— Start of DATASET ROWS —

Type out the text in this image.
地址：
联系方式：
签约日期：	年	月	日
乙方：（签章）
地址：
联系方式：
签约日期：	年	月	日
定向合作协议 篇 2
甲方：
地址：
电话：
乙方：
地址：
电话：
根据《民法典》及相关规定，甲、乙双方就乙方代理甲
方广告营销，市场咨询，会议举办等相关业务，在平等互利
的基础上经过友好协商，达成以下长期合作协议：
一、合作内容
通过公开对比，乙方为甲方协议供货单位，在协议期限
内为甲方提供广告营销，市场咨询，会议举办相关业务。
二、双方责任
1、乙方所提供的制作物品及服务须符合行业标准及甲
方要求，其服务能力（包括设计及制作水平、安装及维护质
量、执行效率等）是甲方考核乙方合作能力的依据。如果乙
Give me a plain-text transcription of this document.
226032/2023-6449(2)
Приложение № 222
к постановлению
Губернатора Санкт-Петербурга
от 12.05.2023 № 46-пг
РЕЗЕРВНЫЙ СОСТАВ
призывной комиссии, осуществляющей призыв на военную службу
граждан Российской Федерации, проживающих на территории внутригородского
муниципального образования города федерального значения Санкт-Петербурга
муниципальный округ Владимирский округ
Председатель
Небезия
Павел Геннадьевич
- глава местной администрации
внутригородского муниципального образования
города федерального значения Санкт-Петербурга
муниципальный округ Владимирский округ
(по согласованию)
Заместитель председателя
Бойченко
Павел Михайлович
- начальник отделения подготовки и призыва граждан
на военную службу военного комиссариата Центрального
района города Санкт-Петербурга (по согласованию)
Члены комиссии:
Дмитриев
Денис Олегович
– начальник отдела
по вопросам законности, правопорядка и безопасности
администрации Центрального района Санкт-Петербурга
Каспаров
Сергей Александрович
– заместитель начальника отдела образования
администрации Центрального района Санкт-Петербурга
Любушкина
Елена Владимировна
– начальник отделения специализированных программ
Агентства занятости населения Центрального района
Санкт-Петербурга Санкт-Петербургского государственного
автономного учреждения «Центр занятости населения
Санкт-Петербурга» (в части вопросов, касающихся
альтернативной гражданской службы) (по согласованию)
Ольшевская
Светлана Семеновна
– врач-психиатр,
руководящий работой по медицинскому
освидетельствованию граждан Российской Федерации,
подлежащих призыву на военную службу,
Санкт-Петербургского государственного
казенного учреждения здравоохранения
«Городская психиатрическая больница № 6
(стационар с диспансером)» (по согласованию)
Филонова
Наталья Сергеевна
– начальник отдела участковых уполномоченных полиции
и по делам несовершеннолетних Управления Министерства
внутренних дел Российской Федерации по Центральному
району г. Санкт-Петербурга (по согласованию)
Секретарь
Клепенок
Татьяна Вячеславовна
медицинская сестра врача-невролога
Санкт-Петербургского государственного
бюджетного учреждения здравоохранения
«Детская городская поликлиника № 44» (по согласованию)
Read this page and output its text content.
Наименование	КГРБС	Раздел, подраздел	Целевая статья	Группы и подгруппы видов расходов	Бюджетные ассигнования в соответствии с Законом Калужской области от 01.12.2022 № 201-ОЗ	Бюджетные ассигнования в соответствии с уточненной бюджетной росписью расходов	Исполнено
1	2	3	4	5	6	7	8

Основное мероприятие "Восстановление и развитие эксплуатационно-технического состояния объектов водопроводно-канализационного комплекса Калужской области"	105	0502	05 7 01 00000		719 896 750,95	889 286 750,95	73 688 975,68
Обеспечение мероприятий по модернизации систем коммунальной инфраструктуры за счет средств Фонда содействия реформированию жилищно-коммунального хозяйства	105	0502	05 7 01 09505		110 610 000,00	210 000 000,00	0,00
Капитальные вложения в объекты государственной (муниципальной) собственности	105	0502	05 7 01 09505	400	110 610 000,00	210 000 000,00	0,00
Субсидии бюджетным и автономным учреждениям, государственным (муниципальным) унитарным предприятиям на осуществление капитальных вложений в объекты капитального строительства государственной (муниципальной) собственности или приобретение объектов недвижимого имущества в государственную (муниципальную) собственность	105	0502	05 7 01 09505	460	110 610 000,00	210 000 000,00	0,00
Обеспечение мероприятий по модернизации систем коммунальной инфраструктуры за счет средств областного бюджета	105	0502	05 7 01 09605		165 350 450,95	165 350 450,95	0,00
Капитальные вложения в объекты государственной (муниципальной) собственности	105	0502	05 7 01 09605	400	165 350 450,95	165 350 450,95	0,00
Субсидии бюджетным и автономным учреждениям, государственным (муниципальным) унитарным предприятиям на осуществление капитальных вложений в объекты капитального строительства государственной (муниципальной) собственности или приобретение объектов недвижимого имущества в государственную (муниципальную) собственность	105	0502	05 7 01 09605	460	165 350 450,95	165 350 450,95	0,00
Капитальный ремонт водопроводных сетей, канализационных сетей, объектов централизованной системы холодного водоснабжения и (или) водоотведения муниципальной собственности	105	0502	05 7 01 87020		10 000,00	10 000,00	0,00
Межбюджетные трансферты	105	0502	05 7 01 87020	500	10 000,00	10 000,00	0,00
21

— End of DATASET ROWS —

OBJECTIVE >>
Using the listing above, show every line that includes the string "объекты".

EXERCISE RESULT >>
Капитальные вложения в объекты государственной (муниципальной) собственности	105	0502	05 7 01 09505	400	110 610 000,00	210 000 000,00	0,00
Субсидии бюджетным и автономным учреждениям, государственным (муниципальным) унитарным предприятиям на осуществление капитальных вложений в объекты капитального строительства государственной (муниципальной) собственности или приобретение объектов недвижимого имущества в государственную (муниципальную) собственность	105	0502	05 7 01 09505	460	110 610 000,00	210 000 000,00	0,00
Капитальные вложения в объекты государственной (муниципальной) собственности	105	0502	05 7 01 09605	400	165 350 450,95	165 350 450,95	0,00
Субсидии бюджетным и автономным учреждениям, государственным (муниципальным) унитарным предприятиям на осуществление капитальных вложений в объекты капитального строительства государственной (муниципальной) собственности или приобретение объектов недвижимого имущества в государственную (муниципальную) собственность	105	0502	05 7 01 09605	460	165 350 450,95	165 350 450,95	0,00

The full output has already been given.